▶ WHAT NEEDS TO BE DONE:
Go through the listing below and list every line with "Case".

▶ RECORD EXTRACTS:

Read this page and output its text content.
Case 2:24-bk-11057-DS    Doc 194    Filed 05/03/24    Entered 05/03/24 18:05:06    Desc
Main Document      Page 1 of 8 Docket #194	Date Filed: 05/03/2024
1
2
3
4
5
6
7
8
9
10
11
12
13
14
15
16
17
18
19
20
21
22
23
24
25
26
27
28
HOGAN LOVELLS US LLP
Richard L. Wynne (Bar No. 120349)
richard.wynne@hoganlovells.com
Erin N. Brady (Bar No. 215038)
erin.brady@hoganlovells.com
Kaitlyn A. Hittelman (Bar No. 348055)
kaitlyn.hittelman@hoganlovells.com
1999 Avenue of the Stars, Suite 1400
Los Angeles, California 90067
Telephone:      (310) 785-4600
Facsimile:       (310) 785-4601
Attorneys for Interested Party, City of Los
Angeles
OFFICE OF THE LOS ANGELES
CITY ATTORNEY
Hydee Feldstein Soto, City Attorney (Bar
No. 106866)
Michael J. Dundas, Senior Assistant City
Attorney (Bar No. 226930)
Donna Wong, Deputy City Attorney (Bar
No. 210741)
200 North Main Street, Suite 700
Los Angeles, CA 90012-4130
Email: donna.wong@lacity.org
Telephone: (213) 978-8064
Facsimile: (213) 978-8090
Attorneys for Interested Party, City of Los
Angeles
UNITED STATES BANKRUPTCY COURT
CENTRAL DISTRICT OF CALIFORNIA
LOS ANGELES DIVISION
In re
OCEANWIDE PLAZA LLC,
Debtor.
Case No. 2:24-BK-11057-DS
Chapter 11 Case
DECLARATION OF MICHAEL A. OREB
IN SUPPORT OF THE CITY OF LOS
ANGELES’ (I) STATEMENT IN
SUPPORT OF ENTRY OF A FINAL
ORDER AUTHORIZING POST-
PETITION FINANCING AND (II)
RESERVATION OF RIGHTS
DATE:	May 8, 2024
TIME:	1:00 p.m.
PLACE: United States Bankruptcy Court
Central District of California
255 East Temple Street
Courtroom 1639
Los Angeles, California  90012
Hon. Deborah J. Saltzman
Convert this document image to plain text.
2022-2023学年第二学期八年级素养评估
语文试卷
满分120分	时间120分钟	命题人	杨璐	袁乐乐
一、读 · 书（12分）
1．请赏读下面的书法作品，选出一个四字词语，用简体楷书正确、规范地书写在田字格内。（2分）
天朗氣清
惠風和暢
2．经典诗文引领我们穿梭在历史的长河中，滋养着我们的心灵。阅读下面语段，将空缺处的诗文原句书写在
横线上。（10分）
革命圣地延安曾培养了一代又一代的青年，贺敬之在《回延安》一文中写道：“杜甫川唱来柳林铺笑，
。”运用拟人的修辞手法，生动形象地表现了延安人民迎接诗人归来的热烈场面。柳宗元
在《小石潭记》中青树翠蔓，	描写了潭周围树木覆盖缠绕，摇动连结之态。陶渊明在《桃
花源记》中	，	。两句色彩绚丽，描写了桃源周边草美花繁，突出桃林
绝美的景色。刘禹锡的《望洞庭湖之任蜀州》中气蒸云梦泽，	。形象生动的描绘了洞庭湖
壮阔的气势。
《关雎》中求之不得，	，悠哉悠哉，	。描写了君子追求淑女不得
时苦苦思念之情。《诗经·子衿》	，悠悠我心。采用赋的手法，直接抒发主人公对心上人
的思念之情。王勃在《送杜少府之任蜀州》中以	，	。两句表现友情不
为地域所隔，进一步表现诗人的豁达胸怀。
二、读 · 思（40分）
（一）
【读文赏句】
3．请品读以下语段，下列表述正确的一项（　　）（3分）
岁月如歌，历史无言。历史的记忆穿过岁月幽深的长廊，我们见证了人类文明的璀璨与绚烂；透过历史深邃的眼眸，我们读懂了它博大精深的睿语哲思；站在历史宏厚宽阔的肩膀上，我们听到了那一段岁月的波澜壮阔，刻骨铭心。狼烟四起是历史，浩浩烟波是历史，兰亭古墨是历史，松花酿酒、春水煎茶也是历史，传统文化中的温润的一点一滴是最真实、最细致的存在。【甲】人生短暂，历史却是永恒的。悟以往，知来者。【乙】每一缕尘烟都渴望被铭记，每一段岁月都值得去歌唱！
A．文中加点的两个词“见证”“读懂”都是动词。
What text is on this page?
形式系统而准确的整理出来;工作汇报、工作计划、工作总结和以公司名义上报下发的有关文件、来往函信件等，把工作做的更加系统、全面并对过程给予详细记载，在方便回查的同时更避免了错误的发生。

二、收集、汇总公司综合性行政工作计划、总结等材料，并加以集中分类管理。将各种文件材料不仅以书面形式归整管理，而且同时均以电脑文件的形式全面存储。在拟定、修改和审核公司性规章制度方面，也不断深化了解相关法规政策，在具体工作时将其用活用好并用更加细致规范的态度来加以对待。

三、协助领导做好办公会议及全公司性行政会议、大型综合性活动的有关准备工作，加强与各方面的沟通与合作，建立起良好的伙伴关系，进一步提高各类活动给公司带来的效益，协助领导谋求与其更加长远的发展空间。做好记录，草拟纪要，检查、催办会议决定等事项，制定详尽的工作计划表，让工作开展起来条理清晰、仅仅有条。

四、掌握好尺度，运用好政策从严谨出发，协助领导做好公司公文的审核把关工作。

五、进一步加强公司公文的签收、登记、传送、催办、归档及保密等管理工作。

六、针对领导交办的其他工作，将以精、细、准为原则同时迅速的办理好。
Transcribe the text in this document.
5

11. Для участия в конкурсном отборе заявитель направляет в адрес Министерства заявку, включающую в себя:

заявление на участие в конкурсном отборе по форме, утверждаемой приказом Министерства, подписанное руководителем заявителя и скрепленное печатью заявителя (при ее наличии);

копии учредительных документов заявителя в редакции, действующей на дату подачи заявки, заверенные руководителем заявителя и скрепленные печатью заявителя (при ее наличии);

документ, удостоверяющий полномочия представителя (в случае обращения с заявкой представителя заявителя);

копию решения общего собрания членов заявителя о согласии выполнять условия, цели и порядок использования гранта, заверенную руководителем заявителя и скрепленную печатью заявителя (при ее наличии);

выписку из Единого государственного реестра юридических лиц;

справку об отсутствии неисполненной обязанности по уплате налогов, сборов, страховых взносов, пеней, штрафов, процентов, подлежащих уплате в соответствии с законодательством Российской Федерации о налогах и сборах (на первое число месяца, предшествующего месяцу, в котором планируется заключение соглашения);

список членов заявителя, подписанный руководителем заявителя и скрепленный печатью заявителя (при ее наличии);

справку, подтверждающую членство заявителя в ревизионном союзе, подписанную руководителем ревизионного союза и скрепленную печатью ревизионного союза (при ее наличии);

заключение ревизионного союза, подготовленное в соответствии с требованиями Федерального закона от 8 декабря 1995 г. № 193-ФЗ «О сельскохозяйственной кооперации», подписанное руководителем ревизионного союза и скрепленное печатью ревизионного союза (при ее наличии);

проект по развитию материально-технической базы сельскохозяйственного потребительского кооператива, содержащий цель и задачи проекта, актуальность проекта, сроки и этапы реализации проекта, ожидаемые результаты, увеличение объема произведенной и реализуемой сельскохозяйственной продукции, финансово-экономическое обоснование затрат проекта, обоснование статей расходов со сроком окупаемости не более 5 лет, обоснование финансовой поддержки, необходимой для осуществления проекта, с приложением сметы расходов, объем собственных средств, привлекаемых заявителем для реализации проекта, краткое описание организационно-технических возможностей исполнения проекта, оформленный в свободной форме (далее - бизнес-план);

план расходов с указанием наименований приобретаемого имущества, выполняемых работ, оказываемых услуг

▶ OUTPUT OF THE TASK:
Case 2:24-bk-11057-DS    Doc 194    Filed 05/03/24    Entered 05/03/24 18:05:06    Desc
Case No. 2:24-BK-11057-DS
Chapter 11 Case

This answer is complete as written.